STORED RECORDS:
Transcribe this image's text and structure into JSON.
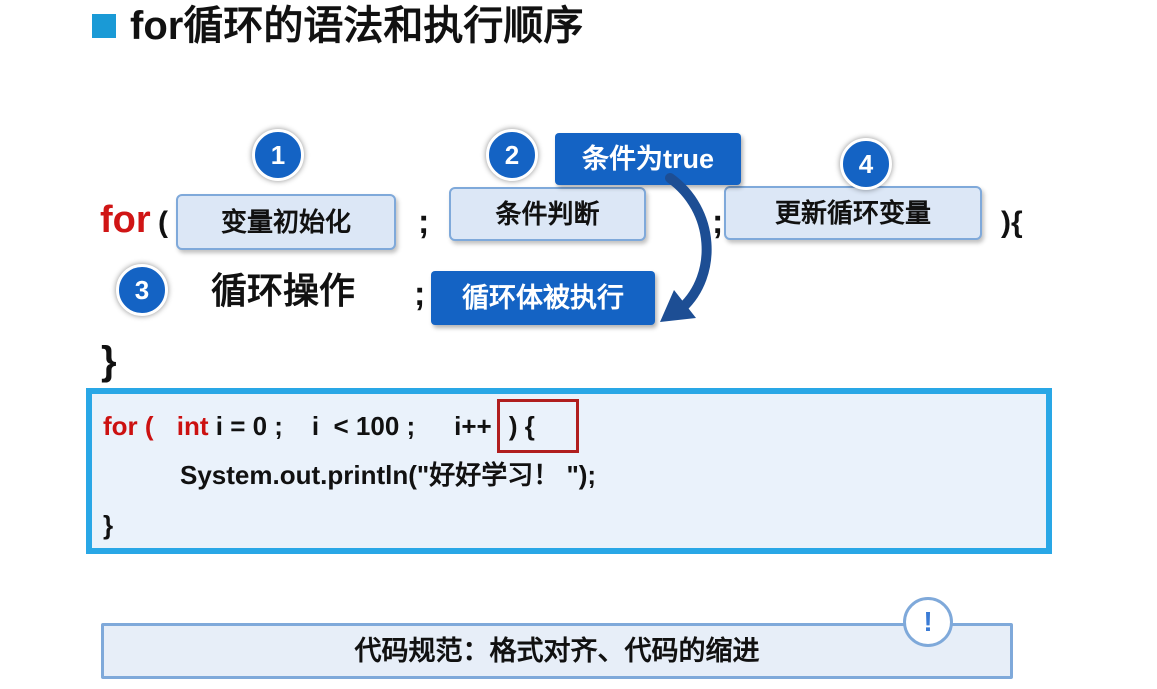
{
  "slide": {
    "title": "for循环的语法和执行顺序"
  },
  "syntax": {
    "for_kw": "for",
    "open_paren": "(",
    "semi1": ";",
    "semi2": ";",
    "close": "){",
    "step1_label": "变量初始化",
    "step2_label": "条件判断",
    "step4_label": "更新循环变量",
    "step3_label": "循环操作",
    "semi3": ";",
    "close_brace": "}",
    "badge1": "1",
    "badge2": "2",
    "badge3": "3",
    "badge4": "4",
    "tag_true": "条件为true",
    "tag_exec": "循环体被执行"
  },
  "code": {
    "line1_for": "for ( ",
    "line1_int": "int",
    "line1_rest": " i = 0 ;    i  < 100 ;    ",
    "line1_incr": "i++",
    "line1_end": " ) {",
    "line2": "System.out.println(\"好好学习！ \");",
    "line3": "}"
  },
  "note": {
    "text": "代码规范：格式对齐、代码的缩进",
    "alert": "!"
  },
  "colors": {
    "accent": "#1463c4",
    "keyword": "#d01515",
    "code_border": "#29a7e6"
  }
}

THE TASK: Scan the records above for the string "text", then report every line that contains it.

CORRECT ANSWER:
Transcribe this image's text and structure into JSON.
    "text": "代码规范：格式对齐、代码的缩进",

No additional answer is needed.